### [DATA IN THIS EXERCISE]
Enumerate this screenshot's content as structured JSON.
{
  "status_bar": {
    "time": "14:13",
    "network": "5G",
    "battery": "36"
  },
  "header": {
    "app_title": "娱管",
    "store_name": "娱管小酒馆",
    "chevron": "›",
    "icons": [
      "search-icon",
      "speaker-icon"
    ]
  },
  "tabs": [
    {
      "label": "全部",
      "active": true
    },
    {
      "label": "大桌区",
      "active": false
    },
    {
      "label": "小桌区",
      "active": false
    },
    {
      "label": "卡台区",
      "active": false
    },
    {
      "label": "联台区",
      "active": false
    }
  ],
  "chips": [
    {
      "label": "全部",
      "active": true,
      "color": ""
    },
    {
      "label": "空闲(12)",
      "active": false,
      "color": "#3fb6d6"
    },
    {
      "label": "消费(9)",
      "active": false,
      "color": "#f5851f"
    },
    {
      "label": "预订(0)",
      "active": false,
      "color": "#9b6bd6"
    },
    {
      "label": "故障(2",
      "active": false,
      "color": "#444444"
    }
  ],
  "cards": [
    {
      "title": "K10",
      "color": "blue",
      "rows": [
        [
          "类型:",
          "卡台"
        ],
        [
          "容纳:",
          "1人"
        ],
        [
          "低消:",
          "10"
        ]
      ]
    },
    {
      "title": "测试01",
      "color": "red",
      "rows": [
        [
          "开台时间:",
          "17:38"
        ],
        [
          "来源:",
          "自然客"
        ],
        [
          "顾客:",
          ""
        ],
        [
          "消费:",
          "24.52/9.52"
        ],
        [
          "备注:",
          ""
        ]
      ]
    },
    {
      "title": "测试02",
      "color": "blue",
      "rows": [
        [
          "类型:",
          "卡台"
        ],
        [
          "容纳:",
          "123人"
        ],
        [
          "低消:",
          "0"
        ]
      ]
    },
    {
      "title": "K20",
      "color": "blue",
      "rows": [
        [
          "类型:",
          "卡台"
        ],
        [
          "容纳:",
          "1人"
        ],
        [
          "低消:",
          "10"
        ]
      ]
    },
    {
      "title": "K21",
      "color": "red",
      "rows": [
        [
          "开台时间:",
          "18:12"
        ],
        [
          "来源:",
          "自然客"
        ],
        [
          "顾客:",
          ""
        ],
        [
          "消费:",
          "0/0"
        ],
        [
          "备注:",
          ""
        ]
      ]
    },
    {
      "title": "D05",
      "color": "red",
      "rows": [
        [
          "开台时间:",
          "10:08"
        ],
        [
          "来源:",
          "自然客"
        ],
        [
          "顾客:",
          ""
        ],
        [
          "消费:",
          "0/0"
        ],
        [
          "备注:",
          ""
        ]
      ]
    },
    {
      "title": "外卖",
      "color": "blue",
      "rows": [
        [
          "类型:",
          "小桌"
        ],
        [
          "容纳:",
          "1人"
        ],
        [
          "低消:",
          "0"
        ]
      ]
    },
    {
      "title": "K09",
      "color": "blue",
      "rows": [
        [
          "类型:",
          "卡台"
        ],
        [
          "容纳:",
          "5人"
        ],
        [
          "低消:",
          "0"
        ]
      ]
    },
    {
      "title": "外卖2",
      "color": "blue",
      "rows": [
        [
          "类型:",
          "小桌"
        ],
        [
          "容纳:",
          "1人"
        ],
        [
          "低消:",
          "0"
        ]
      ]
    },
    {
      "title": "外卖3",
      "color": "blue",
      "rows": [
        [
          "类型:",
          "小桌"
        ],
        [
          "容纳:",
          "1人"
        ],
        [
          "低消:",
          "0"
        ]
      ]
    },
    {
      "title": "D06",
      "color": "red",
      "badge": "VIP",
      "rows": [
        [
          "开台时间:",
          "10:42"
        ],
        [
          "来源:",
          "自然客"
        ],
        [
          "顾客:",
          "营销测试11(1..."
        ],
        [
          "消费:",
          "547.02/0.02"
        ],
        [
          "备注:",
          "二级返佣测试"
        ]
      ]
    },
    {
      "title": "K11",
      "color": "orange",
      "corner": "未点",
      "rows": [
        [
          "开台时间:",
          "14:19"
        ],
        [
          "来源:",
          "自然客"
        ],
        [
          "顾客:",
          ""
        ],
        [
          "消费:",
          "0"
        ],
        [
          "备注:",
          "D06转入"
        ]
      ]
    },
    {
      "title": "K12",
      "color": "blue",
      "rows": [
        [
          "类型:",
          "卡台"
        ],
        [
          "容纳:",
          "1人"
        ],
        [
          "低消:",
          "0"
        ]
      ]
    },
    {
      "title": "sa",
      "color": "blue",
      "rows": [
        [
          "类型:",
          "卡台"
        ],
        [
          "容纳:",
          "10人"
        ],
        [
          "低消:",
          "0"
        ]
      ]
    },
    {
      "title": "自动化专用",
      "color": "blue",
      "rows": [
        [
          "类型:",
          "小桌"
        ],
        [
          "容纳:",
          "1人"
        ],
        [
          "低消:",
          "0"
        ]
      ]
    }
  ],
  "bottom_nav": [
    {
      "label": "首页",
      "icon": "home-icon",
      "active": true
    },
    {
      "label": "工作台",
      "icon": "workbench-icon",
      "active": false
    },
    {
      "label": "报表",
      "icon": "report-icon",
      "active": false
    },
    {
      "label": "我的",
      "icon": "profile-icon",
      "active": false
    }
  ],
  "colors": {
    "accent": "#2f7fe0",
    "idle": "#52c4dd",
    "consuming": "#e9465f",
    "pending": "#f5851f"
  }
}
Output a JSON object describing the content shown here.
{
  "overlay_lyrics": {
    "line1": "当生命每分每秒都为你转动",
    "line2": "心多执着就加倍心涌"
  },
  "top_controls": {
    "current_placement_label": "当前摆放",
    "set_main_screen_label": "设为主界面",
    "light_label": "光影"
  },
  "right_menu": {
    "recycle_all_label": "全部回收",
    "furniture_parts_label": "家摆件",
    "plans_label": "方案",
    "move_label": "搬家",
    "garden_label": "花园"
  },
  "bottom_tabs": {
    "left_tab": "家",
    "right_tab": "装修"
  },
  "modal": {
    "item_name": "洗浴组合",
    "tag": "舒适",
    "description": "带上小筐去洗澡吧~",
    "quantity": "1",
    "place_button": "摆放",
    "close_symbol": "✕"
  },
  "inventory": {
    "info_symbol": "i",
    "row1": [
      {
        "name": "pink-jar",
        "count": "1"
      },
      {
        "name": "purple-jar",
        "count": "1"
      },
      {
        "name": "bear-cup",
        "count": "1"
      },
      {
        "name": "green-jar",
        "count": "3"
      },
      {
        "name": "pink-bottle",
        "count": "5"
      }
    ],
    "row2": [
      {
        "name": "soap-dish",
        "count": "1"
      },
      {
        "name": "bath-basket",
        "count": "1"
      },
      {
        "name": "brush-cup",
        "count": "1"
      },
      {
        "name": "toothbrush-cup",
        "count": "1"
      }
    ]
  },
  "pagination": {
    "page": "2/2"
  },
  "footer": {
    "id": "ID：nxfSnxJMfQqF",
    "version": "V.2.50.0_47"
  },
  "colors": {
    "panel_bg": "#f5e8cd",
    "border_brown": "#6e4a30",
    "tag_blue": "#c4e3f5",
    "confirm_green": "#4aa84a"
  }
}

### [BRIEF]
The records above must be repeated exactly, every one of them.

### [FINAL ANSWER]
Enumerate this screenshot's content as structured JSON.
{
  "status_bar": {
    "time": "14:13",
    "network": "5G",
    "battery": "36"
  },
  "header": {
    "app_title": "娱管",
    "store_name": "娱管小酒馆",
    "chevron": "›",
    "icons": [
      "search-icon",
      "speaker-icon"
    ]
  },
  "tabs": [
    {
      "label": "全部",
      "active": true
    },
    {
      "label": "大桌区",
      "active": false
    },
    {
      "label": "小桌区",
      "active": false
    },
    {
      "label": "卡台区",
      "active": false
    },
    {
      "label": "联台区",
      "active": false
    }
  ],
  "chips": [
    {
      "label": "全部",
      "active": true,
      "color": ""
    },
    {
      "label": "空闲(12)",
      "active": false,
      "color": "#3fb6d6"
    },
    {
      "label": "消费(9)",
      "active": false,
      "color": "#f5851f"
    },
    {
      "label": "预订(0)",
      "active": false,
      "color": "#9b6bd6"
    },
    {
      "label": "故障(2",
      "active": false,
      "color": "#444444"
    }
  ],
  "cards": [
    {
      "title": "K10",
      "color": "blue",
      "rows": [
        [
          "类型:",
          "卡台"
        ],
        [
          "容纳:",
          "1人"
        ],
        [
          "低消:",
          "10"
        ]
      ]
    },
    {
      "title": "测试01",
      "color": "red",
      "rows": [
        [
          "开台时间:",
          "17:38"
        ],
        [
          "来源:",
          "自然客"
        ],
        [
          "顾客:",
          ""
        ],
        [
          "消费:",
          "24.52/9.52"
        ],
        [
          "备注:",
          ""
        ]
      ]
    },
    {
      "title": "测试02",
      "color": "blue",
      "rows": [
        [
          "类型:",
          "卡台"
        ],
        [
          "容纳:",
          "123人"
        ],
        [
          "低消:",
          "0"
        ]
      ]
    },
    {
      "title": "K20",
      "color": "blue",
      "rows": [
        [
          "类型:",
          "卡台"
        ],
        [
          "容纳:",
          "1人"
        ],
        [
          "低消:",
          "10"
        ]
      ]
    },
    {
      "title": "K21",
      "color": "red",
      "rows": [
        [
          "开台时间:",
          "18:12"
        ],
        [
          "来源:",
          "自然客"
        ],
        [
          "顾客:",
          ""
        ],
        [
          "消费:",
          "0/0"
        ],
        [
          "备注:",
          ""
        ]
      ]
    },
    {
      "title": "D05",
      "color": "red",
      "rows": [
        [
          "开台时间:",
          "10:08"
        ],
        [
          "来源:",
          "自然客"
        ],
        [
          "顾客:",
          ""
        ],
        [
          "消费:",
          "0/0"
        ],
        [
          "备注:",
          ""
        ]
      ]
    },
    {
      "title": "外卖",
      "color": "blue",
      "rows": [
        [
          "类型:",
          "小桌"
        ],
        [
          "容纳:",
          "1人"
        ],
        [
          "低消:",
          "0"
        ]
      ]
    },
    {
      "title": "K09",
      "color": "blue",
      "rows": [
        [
          "类型:",
          "卡台"
        ],
        [
          "容纳:",
          "5人"
        ],
        [
          "低消:",
          "0"
        ]
      ]
    },
    {
      "title": "外卖2",
      "color": "blue",
      "rows": [
        [
          "类型:",
          "小桌"
        ],
        [
          "容纳:",
          "1人"
        ],
        [
          "低消:",
          "0"
        ]
      ]
    },
    {
      "title": "外卖3",
      "color": "blue",
      "rows": [
        [
          "类型:",
          "小桌"
        ],
        [
          "容纳:",
          "1人"
        ],
        [
          "低消:",
          "0"
        ]
      ]
    },
    {
      "title": "D06",
      "color": "red",
      "badge": "VIP",
      "rows": [
        [
          "开台时间:",
          "10:42"
        ],
        [
          "来源:",
          "自然客"
        ],
        [
          "顾客:",
          "营销测试11(1..."
        ],
        [
          "消费:",
          "547.02/0.02"
        ],
        [
          "备注:",
          "二级返佣测试"
        ]
      ]
    },
    {
      "title": "K11",
      "color": "orange",
      "corner": "未点",
      "rows": [
        [
          "开台时间:",
          "14:19"
        ],
        [
          "来源:",
          "自然客"
        ],
        [
          "顾客:",
          ""
        ],
        [
          "消费:",
          "0"
        ],
        [
          "备注:",
          "D06转入"
        ]
      ]
    },
    {
      "title": "K12",
      "color": "blue",
      "rows": [
        [
          "类型:",
          "卡台"
        ],
        [
          "容纳:",
          "1人"
        ],
        [
          "低消:",
          "0"
        ]
      ]
    },
    {
      "title": "sa",
      "color": "blue",
      "rows": [
        [
          "类型:",
          "卡台"
        ],
        [
          "容纳:",
          "10人"
        ],
        [
          "低消:",
          "0"
        ]
      ]
    },
    {
      "title": "自动化专用",
      "color": "blue",
      "rows": [
        [
          "类型:",
          "小桌"
        ],
        [
          "容纳:",
          "1人"
        ],
        [
          "低消:",
          "0"
        ]
      ]
    }
  ],
  "bottom_nav": [
    {
      "label": "首页",
      "icon": "home-icon",
      "active": true
    },
    {
      "label": "工作台",
      "icon": "workbench-icon",
      "active": false
    },
    {
      "label": "报表",
      "icon": "report-icon",
      "active": false
    },
    {
      "label": "我的",
      "icon": "profile-icon",
      "active": false
    }
  ],
  "colors": {
    "accent": "#2f7fe0",
    "idle": "#52c4dd",
    "consuming": "#e9465f",
    "pending": "#f5851f"
  }
}
Output a JSON object describing the content shown here.
{
  "overlay_lyrics": {
    "line1": "当生命每分每秒都为你转动",
    "line2": "心多执着就加倍心涌"
  },
  "top_controls": {
    "current_placement_label": "当前摆放",
    "set_main_screen_label": "设为主界面",
    "light_label": "光影"
  },
  "right_menu": {
    "recycle_all_label": "全部回收",
    "furniture_parts_label": "家摆件",
    "plans_label": "方案",
    "move_label": "搬家",
    "garden_label": "花园"
  },
  "bottom_tabs": {
    "left_tab": "家",
    "right_tab": "装修"
  },
  "modal": {
    "item_name": "洗浴组合",
    "tag": "舒适",
    "description": "带上小筐去洗澡吧~",
    "quantity": "1",
    "place_button": "摆放",
    "close_symbol": "✕"
  },
  "inventory": {
    "info_symbol": "i",
    "row1": [
      {
        "name": "pink-jar",
        "count": "1"
      },
      {
        "name": "purple-jar",
        "count": "1"
      },
      {
        "name": "bear-cup",
        "count": "1"
      },
      {
        "name": "green-jar",
        "count": "3"
      },
      {
        "name": "pink-bottle",
        "count": "5"
      }
    ],
    "row2": [
      {
        "name": "soap-dish",
        "count": "1"
      },
      {
        "name": "bath-basket",
        "count": "1"
      },
      {
        "name": "brush-cup",
        "count": "1"
      },
      {
        "name": "toothbrush-cup",
        "count": "1"
      }
    ]
  },
  "pagination": {
    "page": "2/2"
  },
  "footer": {
    "id": "ID：nxfSnxJMfQqF",
    "version": "V.2.50.0_47"
  },
  "colors": {
    "panel_bg": "#f5e8cd",
    "border_brown": "#6e4a30",
    "tag_blue": "#c4e3f5",
    "confirm_green": "#4aa84a"
  }
}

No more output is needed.